#### What is asked
Exactly repeat the full listing that follows.

-- start --

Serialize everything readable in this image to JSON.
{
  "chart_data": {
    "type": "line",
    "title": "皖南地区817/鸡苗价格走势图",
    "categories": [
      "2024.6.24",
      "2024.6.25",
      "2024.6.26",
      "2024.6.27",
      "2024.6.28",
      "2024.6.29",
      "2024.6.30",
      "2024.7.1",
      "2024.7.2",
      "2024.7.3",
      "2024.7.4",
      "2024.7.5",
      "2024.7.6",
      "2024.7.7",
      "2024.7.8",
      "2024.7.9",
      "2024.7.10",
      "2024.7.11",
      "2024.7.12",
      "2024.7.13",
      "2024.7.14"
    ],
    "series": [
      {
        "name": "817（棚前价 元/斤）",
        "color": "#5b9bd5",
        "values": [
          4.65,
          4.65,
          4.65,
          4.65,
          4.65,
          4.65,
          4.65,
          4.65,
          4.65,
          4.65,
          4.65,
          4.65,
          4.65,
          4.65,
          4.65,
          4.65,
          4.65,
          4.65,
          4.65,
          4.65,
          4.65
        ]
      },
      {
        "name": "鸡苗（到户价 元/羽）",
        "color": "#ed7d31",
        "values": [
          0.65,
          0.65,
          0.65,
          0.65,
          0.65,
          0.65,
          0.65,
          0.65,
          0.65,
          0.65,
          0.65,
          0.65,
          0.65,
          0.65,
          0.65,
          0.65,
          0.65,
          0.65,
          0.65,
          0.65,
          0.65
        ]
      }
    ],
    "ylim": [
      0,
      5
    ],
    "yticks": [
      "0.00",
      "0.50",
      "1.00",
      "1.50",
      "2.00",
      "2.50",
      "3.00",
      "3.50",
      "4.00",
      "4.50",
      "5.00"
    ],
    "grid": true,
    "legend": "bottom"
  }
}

-- end --

#### Output of the exercise
Serialize everything readable in this image to JSON.
{
  "chart_data": {
    "type": "line",
    "title": "皖南地区817/鸡苗价格走势图",
    "categories": [
      "2024.6.24",
      "2024.6.25",
      "2024.6.26",
      "2024.6.27",
      "2024.6.28",
      "2024.6.29",
      "2024.6.30",
      "2024.7.1",
      "2024.7.2",
      "2024.7.3",
      "2024.7.4",
      "2024.7.5",
      "2024.7.6",
      "2024.7.7",
      "2024.7.8",
      "2024.7.9",
      "2024.7.10",
      "2024.7.11",
      "2024.7.12",
      "2024.7.13",
      "2024.7.14"
    ],
    "series": [
      {
        "name": "817（棚前价 元/斤）",
        "color": "#5b9bd5",
        "values": [
          4.65,
          4.65,
          4.65,
          4.65,
          4.65,
          4.65,
          4.65,
          4.65,
          4.65,
          4.65,
          4.65,
          4.65,
          4.65,
          4.65,
          4.65,
          4.65,
          4.65,
          4.65,
          4.65,
          4.65,
          4.65
        ]
      },
      {
        "name": "鸡苗（到户价 元/羽）",
        "color": "#ed7d31",
        "values": [
          0.65,
          0.65,
          0.65,
          0.65,
          0.65,
          0.65,
          0.65,
          0.65,
          0.65,
          0.65,
          0.65,
          0.65,
          0.65,
          0.65,
          0.65,
          0.65,
          0.65,
          0.65,
          0.65,
          0.65,
          0.65
        ]
      }
    ],
    "ylim": [
      0,
      5
    ],
    "yticks": [
      "0.00",
      "0.50",
      "1.00",
      "1.50",
      "2.00",
      "2.50",
      "3.00",
      "3.50",
      "4.00",
      "4.50",
      "5.00"
    ],
    "grid": true,
    "legend": "bottom"
  }
}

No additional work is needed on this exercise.